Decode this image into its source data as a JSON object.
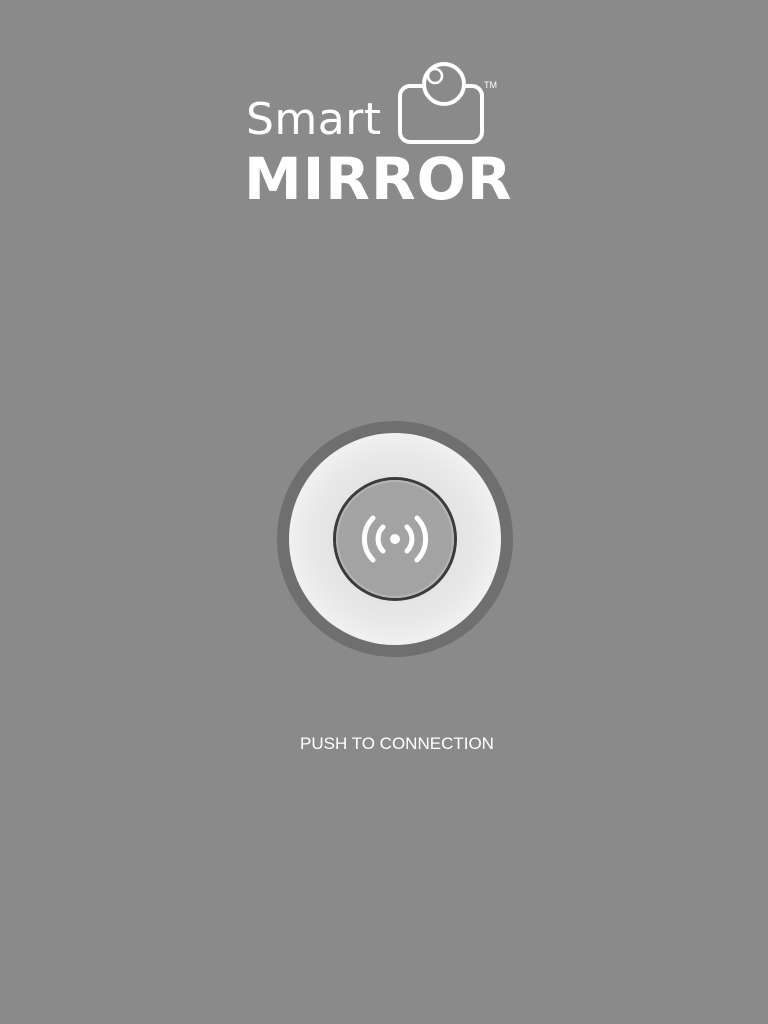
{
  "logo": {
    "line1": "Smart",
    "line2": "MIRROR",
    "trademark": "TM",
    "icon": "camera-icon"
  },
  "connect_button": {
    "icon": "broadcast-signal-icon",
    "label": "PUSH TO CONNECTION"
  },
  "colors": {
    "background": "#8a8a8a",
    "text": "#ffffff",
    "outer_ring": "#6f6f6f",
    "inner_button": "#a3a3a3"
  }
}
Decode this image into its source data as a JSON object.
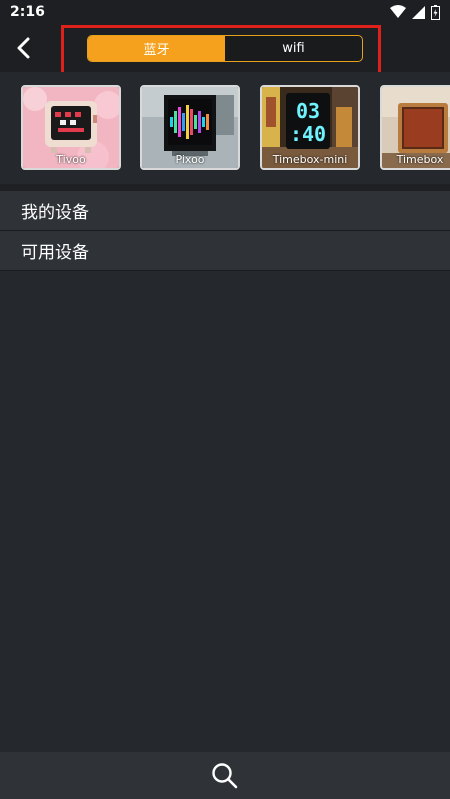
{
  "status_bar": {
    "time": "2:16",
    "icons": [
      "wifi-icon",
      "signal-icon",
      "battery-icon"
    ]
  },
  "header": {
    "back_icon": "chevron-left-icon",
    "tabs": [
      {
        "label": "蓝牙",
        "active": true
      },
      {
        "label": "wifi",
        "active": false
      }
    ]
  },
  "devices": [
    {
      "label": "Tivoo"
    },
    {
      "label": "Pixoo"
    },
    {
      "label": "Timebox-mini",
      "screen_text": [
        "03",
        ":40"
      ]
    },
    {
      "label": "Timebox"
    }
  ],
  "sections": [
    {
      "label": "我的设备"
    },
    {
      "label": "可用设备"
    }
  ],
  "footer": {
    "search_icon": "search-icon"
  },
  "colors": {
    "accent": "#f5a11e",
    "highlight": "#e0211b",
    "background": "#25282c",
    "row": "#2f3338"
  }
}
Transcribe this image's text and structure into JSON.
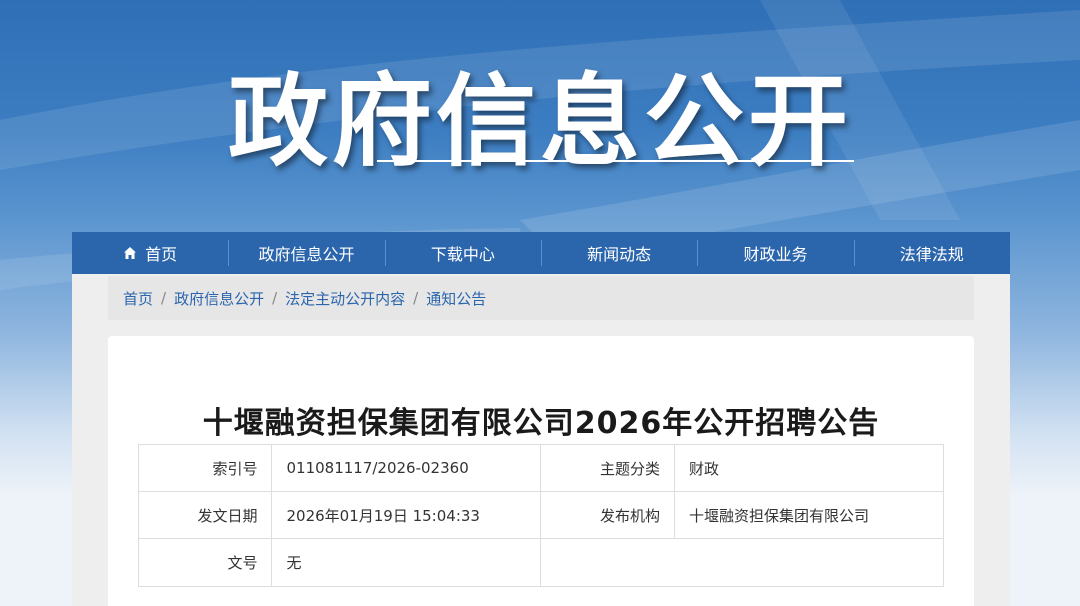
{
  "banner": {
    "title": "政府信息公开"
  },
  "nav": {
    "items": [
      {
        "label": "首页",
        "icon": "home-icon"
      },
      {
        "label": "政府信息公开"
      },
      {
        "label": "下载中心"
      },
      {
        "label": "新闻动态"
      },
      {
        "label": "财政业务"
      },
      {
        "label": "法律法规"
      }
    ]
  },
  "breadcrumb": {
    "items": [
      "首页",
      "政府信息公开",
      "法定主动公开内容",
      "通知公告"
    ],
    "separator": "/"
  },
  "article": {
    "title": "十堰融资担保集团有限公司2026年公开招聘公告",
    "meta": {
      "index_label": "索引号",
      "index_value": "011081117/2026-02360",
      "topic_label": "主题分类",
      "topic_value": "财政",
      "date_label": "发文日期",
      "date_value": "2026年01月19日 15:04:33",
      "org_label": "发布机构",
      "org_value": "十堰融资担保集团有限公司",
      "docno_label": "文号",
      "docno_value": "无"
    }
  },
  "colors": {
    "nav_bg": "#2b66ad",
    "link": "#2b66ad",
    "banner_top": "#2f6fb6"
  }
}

• Job: Copy all lines of the listing above that contain the string "title".

• Expected answer:
    "title": "政府信息公开"
    "title": "十堰融资担保集团有限公司2026年公开招聘公告",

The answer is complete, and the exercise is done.